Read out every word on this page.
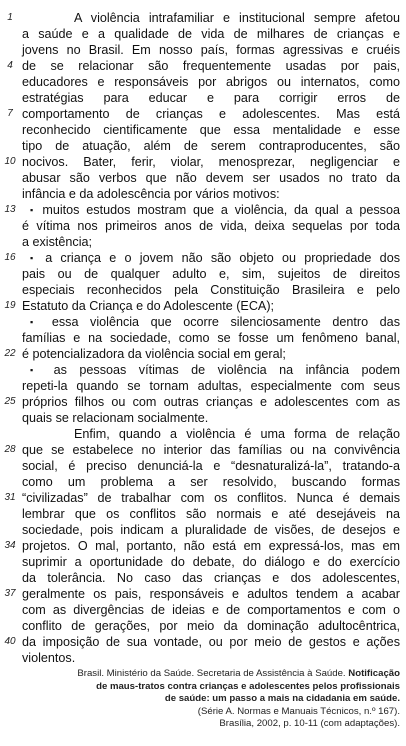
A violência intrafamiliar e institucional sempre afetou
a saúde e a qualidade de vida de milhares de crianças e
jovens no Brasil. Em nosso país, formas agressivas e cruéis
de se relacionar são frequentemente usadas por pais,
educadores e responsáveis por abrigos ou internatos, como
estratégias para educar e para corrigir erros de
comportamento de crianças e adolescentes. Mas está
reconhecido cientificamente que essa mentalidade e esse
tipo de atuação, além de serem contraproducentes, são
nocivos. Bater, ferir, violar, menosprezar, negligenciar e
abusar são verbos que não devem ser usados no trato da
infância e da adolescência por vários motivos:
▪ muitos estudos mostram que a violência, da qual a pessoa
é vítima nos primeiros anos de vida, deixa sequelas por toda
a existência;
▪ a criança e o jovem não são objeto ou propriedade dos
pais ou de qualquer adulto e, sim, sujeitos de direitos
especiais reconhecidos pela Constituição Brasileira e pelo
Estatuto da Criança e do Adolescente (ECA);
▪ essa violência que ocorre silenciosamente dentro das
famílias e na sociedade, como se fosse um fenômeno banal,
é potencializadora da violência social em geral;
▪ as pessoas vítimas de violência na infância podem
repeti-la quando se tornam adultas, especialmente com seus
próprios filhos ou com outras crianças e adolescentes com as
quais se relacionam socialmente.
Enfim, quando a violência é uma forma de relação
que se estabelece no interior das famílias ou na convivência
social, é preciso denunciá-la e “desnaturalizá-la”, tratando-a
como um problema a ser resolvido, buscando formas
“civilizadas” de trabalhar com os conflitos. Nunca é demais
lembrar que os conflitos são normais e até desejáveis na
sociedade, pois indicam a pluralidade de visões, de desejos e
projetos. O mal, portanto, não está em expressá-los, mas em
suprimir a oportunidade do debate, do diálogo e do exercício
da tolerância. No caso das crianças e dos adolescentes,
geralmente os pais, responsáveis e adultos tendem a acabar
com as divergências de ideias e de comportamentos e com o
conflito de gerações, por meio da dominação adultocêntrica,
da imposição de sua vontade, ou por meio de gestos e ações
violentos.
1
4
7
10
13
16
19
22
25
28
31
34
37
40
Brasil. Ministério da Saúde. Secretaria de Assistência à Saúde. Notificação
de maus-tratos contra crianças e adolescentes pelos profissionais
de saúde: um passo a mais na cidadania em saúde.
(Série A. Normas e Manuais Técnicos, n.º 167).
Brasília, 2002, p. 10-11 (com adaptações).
• • • • •
● **Work to do**: Using the listing, copy every line where the word "como" shows up.

● **Task output**:
educadores e responsáveis por abrigos ou internatos, como
famílias e na sociedade, como se fosse um fenômeno banal,
como um problema a ser resolvido, buscando formas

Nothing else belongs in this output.